- **Work task**
Duplicate the passage of the pipe band text between "Livingstone's successor, Doug" and "Championships in Glasgow.", inclusive.

**** Supplied text ****

The 78th Fraser Highlanders Pipe Band, is a grade 1 competitive pipe band from Campbellville, Ontario, Canada.

==History==
The band was formed in 1982 by members of the disbanded General Motors Pipe Band with support from a 78th Fraser Highlanders re-enactment group, but the band was allowed to keep the name after support from the group ceased.

The 78th Frasers became the first non-Scottish band to win the World Pipe Band Championships, in the summer of 1987, breaking the Strathclyde Police Pipe Band's (now the Greater Glasgow Police Scotland Pipe Band) run of six consecutive wins.

Founding pipe major Bill Livingstone is the only person in history to lead a Grade 1 band to a World Championship and win a Clasp for piobaireachd (Pibroch) at the Northern Meeting, the two pinnacles of competitive success in the piping world. Livingstone stepped down from the role in 2010 after 29 years; he detailed the acrimonious circumstances around his departure in his 2017 memoir Preposterous.

The band has performed four times at the Pre-Worlds concert, at the inaugural 1994 concert, in 1999 and again in 2003, as well as part of the millennium concert.

Livingstone's successor, Doug MacRae, led the band from 2010-2023. Under MacRae’s leadership, the band won several North American Championship titles and continued its unbroken record since 1984 of attendance at the World Pipe Band Championships in Glasgow.

**** Input data ****

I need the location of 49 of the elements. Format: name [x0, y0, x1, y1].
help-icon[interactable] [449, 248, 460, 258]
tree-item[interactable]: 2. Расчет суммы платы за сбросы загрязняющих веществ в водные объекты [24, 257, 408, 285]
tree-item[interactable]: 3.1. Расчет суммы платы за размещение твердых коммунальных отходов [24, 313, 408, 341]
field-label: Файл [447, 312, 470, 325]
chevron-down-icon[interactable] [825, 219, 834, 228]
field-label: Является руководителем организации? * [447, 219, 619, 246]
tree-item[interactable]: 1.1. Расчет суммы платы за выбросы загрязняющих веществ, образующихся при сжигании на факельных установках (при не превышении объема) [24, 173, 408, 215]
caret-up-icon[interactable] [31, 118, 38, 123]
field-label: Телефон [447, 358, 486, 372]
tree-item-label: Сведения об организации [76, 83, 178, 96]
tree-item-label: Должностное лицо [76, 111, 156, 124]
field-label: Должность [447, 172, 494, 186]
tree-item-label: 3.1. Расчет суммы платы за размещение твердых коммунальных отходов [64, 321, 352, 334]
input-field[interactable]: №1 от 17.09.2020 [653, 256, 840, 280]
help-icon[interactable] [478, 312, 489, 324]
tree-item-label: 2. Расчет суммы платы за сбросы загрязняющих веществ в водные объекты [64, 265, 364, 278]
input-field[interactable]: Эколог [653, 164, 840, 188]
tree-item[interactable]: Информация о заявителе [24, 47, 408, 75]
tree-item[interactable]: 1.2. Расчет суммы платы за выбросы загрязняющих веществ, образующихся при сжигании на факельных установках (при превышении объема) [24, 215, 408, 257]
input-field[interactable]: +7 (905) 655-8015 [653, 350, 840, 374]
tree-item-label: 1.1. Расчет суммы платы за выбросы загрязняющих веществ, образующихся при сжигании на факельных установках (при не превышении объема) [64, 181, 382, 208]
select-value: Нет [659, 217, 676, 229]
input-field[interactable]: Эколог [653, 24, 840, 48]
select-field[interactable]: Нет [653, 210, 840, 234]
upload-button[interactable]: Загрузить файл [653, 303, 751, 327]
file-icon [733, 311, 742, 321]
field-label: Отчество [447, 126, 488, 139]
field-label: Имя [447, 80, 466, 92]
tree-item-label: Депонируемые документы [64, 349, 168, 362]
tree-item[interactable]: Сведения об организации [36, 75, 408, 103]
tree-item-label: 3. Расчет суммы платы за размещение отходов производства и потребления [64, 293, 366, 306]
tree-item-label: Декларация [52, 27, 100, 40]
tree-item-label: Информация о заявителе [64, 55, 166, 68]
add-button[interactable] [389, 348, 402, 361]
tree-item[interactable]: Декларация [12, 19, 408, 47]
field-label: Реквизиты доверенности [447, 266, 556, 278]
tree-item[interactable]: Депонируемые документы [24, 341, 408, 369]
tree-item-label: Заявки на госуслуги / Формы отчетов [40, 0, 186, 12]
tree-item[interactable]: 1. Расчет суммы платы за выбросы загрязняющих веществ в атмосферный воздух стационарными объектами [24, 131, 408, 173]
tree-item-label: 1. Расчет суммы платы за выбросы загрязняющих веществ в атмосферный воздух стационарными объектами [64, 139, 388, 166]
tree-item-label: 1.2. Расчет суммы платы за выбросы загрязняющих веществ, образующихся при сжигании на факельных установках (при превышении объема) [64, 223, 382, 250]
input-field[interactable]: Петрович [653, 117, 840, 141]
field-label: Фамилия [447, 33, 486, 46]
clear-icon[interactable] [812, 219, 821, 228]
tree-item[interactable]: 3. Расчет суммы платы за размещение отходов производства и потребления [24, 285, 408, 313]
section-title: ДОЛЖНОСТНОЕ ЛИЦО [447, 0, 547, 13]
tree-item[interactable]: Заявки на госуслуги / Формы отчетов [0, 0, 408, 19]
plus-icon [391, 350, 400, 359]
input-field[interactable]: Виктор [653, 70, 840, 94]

****

- **Response**
Livingstone's successor, Doug MacRae, led the band from 2010-2023. Under MacRae’s leadership, the band won several North American Championship titles and continued its unbroken record since 1984 of attendance at the World Pipe Band Championships in Glasgow.